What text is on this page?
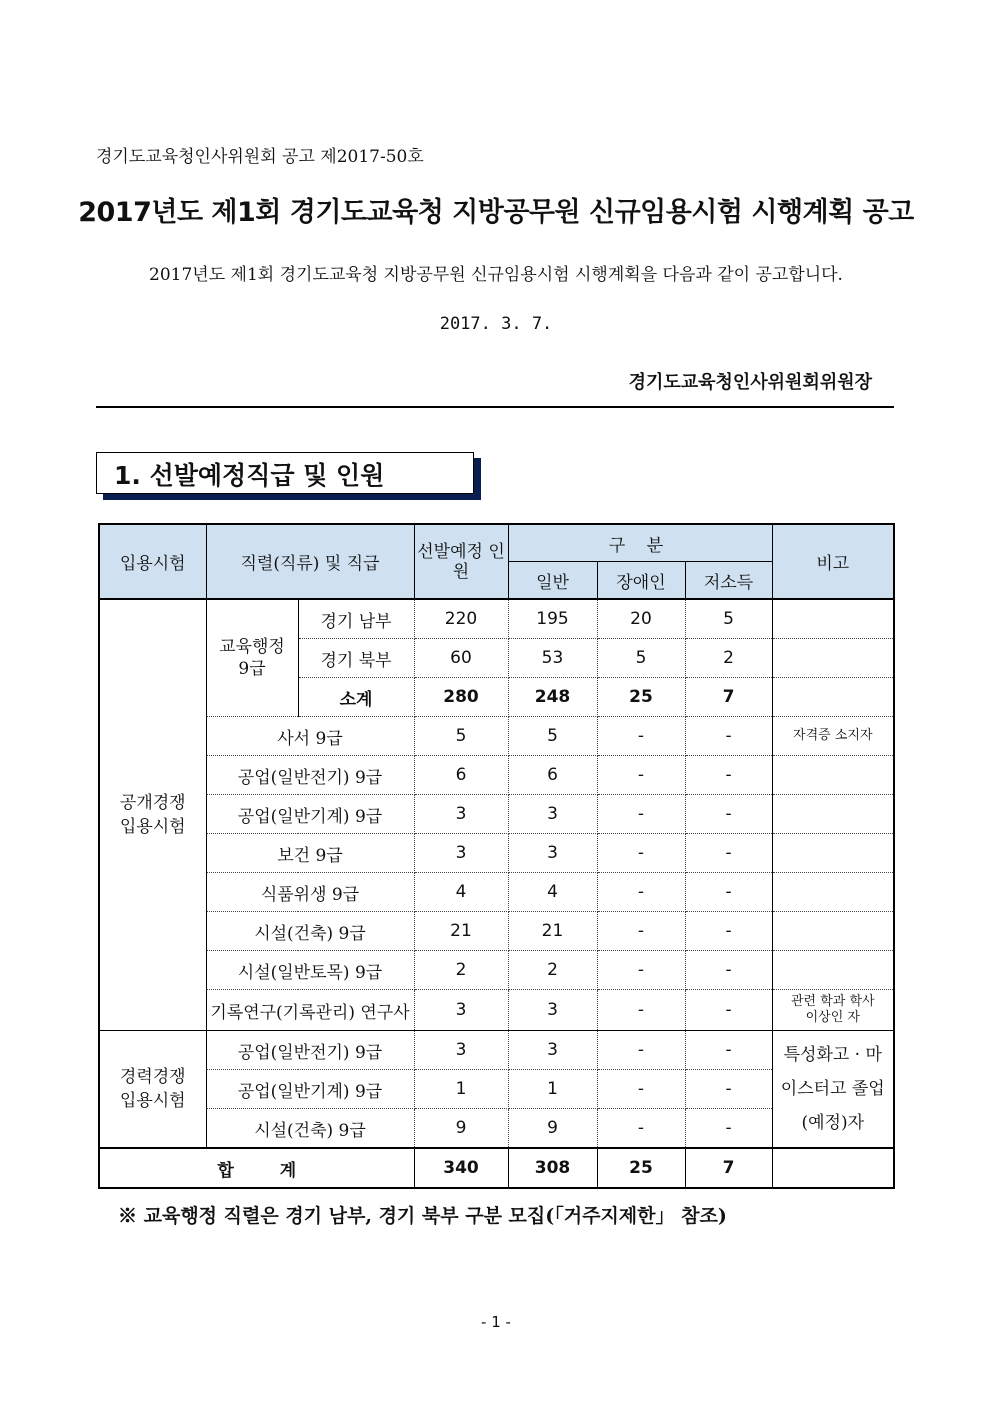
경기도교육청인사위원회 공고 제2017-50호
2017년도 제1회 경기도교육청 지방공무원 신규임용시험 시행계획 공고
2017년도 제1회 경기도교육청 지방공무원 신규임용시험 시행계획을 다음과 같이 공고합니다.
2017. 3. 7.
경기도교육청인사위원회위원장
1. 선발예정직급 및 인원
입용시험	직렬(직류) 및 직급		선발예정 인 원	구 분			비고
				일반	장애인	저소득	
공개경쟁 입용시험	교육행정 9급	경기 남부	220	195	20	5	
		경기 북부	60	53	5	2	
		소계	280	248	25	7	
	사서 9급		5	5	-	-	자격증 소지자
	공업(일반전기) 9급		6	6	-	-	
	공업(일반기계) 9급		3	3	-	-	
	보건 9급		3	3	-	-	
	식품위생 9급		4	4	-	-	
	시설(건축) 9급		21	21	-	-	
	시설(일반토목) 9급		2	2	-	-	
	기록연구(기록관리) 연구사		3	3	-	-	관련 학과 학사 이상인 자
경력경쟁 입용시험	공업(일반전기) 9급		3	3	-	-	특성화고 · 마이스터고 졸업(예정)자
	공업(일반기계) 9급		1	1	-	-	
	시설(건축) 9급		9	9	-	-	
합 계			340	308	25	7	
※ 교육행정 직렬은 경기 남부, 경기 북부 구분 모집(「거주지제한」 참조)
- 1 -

---

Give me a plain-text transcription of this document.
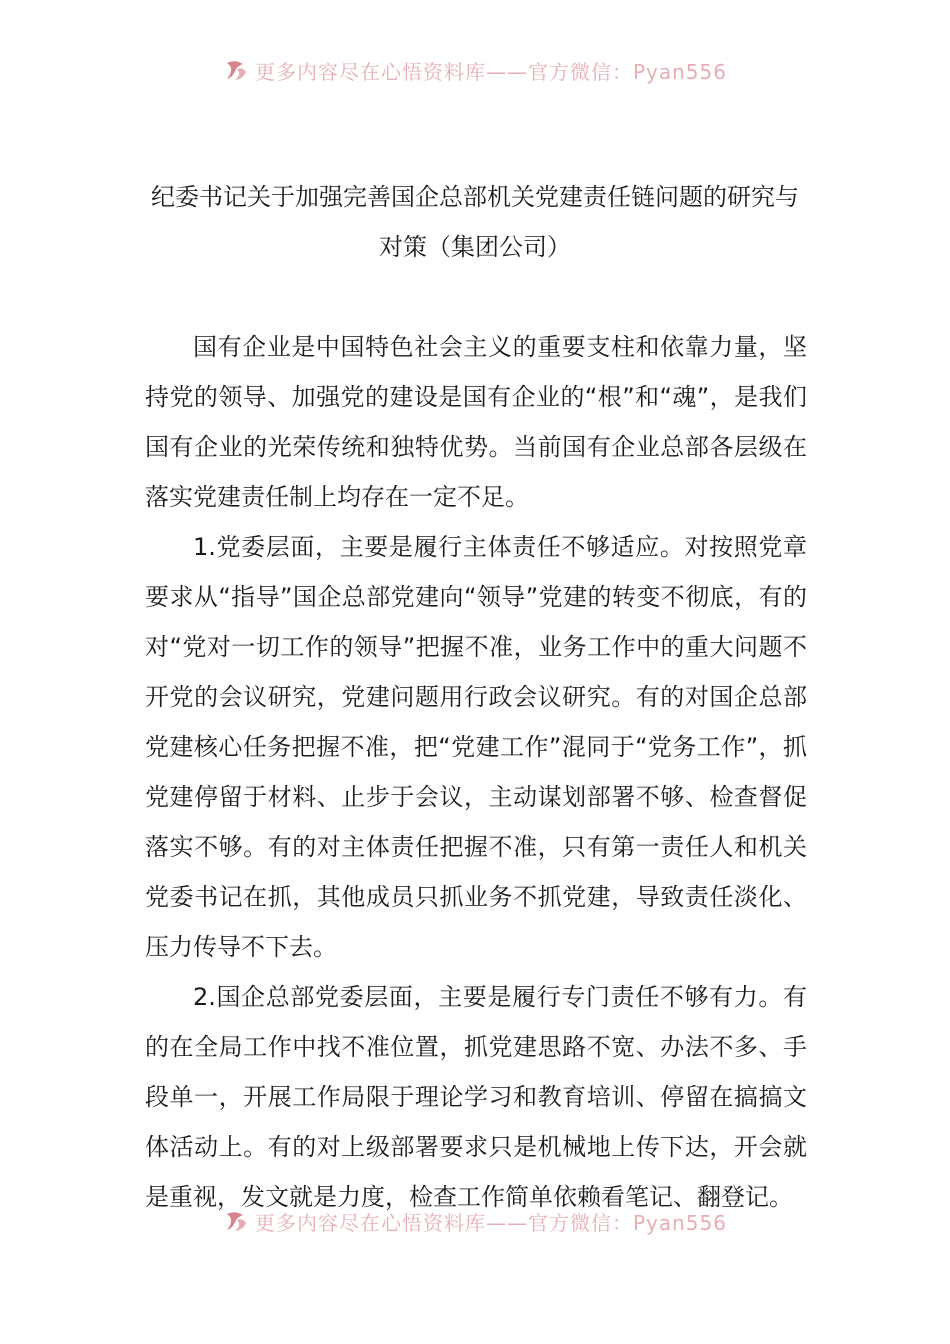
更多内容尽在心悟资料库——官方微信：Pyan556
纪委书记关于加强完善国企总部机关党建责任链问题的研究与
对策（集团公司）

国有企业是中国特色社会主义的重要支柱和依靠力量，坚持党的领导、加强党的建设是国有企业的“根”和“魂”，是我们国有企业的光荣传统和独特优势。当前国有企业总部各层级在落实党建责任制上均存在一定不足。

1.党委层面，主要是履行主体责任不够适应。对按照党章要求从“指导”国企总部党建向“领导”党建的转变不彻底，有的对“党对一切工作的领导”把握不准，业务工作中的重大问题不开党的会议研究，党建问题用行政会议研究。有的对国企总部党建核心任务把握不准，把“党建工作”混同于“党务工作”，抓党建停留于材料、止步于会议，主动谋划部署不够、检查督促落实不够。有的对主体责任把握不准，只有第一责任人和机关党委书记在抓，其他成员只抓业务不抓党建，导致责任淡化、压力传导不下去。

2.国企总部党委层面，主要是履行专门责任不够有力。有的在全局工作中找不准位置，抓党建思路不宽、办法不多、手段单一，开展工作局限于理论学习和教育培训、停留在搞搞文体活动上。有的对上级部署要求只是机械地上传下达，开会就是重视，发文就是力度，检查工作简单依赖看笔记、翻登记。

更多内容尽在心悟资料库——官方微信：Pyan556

(BRIEF): Return all lines with the word "text" in them.

(SOLUTION TO THE PROBLEM):
What text is on this page?
Give me a plain-text transcription of this document.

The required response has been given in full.